_Exercices et consignes_
1. Dans le passage sur l'humain augmenté, quels mots la chienne utilisait-elle sur son piano ?
2. D'après le passage sur l'humain augmenté, pourquoi la plupart des passants partiraient-ils en courant si on leur proposait un mini-ordinateur implanté ?
3. Prolongez le passage sur l'humain augmenté à partir de sa dernière phrase.

_Passage du texte_
════════════════

A propos de chien, je me demande ce que l’implant retranscrirait. Cela m’a rappelé l’histoire de cette jeune femme qui a passé dix ans de sa vie à dresser sa chienne à communiquer avec elle par l’intermédiaire d’une sorte de piano dont les touches correspondaient à des mots. L’animal connaissait une vingtaine de mots mais n’en utilisait que trois : Sortir, manger et jouer.

Qui n’a pas rêvé enfant d’écraser une balle de tennis comme Super Jaimie, ou de tordre une barre de fer comme l’homme qui valait trois milliards ?

Qui n’a pas souhaité avoir les facultés bio-ioniques de ces héros et devenir par le miracle de la science un humain augmenté ?

Pourtant, je suis à peu près certaine que si vous faisiez un sondage dans la rue, la plupart des passants à qui vous proposeriez l’implant d’un mini-ordinateur partiraient en courant. Si secrètement nous aspirons tous, d’une manière ou d’une autre, à la vie éternelle, le mythe de Faust a la dent dure et il faudra pas mal de temps avant que nous ne nous défissions de l’idée démoniaque que toute amélioration de notre condition humaine est issue de l’enfer.

Et pourtant, rien de nouveau sous le soleil.

════════════════

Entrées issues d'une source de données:
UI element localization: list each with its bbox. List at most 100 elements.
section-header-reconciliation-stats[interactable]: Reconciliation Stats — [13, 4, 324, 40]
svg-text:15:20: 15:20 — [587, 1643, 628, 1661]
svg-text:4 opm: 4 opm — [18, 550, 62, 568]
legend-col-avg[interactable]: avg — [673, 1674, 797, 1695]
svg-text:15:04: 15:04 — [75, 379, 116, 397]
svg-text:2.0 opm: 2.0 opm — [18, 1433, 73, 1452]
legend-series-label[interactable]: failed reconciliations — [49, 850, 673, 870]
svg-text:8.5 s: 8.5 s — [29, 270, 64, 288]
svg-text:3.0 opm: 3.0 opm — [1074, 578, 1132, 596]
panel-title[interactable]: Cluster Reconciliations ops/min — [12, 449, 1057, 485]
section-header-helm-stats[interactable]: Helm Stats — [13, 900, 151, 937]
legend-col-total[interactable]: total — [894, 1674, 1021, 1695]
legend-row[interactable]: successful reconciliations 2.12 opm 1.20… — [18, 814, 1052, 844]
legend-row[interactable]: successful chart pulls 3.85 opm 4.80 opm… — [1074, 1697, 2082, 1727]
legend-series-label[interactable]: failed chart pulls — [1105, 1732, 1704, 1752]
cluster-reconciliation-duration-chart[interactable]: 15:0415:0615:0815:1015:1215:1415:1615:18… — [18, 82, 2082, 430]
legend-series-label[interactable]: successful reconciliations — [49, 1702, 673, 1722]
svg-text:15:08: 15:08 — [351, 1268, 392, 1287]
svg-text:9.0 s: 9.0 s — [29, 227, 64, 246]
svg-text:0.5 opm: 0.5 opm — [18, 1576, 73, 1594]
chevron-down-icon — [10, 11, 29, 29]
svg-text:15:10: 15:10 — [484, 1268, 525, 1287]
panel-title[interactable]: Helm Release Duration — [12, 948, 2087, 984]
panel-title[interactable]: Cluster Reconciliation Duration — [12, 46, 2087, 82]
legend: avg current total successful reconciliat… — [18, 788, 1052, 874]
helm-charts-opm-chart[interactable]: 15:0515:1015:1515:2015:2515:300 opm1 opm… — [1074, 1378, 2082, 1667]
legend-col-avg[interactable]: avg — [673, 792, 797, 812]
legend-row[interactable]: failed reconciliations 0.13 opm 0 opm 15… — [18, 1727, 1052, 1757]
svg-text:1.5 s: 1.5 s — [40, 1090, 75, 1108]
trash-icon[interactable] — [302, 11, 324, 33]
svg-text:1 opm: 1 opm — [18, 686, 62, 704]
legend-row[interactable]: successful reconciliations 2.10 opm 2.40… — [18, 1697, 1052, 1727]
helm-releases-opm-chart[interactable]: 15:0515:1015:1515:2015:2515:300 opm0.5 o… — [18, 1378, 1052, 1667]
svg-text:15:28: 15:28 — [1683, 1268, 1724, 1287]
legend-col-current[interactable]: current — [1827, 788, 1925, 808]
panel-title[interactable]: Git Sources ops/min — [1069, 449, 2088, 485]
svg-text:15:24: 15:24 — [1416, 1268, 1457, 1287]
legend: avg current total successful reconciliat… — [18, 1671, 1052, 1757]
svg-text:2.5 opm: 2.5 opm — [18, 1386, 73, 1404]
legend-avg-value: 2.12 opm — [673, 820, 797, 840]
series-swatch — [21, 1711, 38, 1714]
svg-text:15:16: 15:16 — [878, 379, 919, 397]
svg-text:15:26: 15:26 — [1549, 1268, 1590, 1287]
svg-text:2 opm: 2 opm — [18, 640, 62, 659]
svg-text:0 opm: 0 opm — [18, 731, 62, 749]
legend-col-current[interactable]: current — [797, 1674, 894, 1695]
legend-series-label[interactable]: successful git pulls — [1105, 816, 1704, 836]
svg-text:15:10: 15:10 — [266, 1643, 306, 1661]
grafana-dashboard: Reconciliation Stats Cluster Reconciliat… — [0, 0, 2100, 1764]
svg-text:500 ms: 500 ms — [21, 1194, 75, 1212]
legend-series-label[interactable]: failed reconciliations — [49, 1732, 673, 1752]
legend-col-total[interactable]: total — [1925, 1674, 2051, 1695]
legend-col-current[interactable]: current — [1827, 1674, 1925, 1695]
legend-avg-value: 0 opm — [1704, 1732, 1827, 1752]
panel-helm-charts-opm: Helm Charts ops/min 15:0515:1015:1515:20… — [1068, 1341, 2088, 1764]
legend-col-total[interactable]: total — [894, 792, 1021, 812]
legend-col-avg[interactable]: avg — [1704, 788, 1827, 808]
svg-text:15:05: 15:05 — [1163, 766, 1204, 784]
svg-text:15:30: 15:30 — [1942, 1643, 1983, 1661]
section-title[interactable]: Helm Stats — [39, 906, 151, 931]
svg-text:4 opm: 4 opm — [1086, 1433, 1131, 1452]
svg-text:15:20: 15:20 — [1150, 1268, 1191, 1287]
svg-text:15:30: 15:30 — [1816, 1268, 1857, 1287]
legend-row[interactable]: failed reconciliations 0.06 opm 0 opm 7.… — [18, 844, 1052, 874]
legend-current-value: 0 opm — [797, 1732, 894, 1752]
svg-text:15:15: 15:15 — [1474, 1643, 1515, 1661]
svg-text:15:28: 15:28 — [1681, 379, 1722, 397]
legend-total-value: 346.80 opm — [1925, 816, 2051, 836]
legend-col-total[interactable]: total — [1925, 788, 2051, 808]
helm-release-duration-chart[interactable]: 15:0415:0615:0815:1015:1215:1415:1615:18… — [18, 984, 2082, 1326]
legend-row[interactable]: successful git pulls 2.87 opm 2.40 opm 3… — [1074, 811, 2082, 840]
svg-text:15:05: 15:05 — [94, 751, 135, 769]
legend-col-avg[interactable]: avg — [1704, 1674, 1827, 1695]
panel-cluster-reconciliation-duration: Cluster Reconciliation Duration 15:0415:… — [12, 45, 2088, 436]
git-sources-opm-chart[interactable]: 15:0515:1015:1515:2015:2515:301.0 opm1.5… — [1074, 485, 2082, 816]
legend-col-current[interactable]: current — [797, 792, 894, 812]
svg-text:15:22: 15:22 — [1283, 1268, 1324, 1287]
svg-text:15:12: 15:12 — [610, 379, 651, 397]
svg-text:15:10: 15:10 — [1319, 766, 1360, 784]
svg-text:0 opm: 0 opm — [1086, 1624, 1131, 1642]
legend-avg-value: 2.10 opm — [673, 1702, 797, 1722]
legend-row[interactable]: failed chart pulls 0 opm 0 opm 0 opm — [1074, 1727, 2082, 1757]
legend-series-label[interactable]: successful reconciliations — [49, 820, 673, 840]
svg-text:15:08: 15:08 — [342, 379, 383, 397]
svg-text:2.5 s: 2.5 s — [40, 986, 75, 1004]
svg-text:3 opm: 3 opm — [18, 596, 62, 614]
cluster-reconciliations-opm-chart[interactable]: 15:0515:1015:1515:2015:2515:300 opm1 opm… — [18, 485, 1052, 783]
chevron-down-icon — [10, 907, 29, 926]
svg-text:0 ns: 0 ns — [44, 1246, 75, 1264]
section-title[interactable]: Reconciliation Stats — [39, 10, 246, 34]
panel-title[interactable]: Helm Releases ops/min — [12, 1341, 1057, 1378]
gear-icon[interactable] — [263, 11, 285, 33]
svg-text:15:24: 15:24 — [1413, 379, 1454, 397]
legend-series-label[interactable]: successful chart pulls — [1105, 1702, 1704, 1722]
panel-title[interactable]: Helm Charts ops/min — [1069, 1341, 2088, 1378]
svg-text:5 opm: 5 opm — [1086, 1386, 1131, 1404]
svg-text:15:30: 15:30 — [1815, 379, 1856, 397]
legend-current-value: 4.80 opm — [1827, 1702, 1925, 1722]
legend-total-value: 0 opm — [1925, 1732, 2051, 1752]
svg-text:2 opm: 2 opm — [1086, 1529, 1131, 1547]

════════════════

_Réponses attendues_
1. Trois mots seulement : sortir, manger et jouer.

2. Parce que le mythe de Faust a la dent dure. Nous gardons l'idée que toute amélioration de notre condition humaine vient de l'enfer, même si nous rêvons en secret de vie éternelle.

3.
Laura porte des lunettes de vue, Marie un dentier, Jocelyne a une prothèse de hanche grâce à laquelle elle peut à nouveau monter à cheval. Pierre ne serait pas en vie sans son pacemaker, pas plus qu’André sans sa pompe à insuline. Demain, Romain pourra remarcher, grâce à l’implant de sa moelle épinière qui pilotera son exosquelette ; quant à la petite Marina, sourde de naissance, elle entend par son implant cochléaire.

Mais ce n’est pas tout : jamais sans internet je n’aurais su que le pélargonium et le géranium c’est la même chose et jamais je n’aurais eu connaissance des enfants du Llullaillaco sacrifiés au XVIe siècle pour satisfaire les dieux.

Depuis l’invention du boulier ou de la lance des chasseurs de mammouth, l’être humain est sans cesse en quête d’une manière d’améliorer sa condition naturelle, que ce soit sur le plan physique ou sur le plan intellectuel ; même sur le plan spirituel, tous les rites mis en place n’ont-ils pas pour but de faire s’élever notre âme autrement bassement animale ? Savoir si ça marche est un autre débat.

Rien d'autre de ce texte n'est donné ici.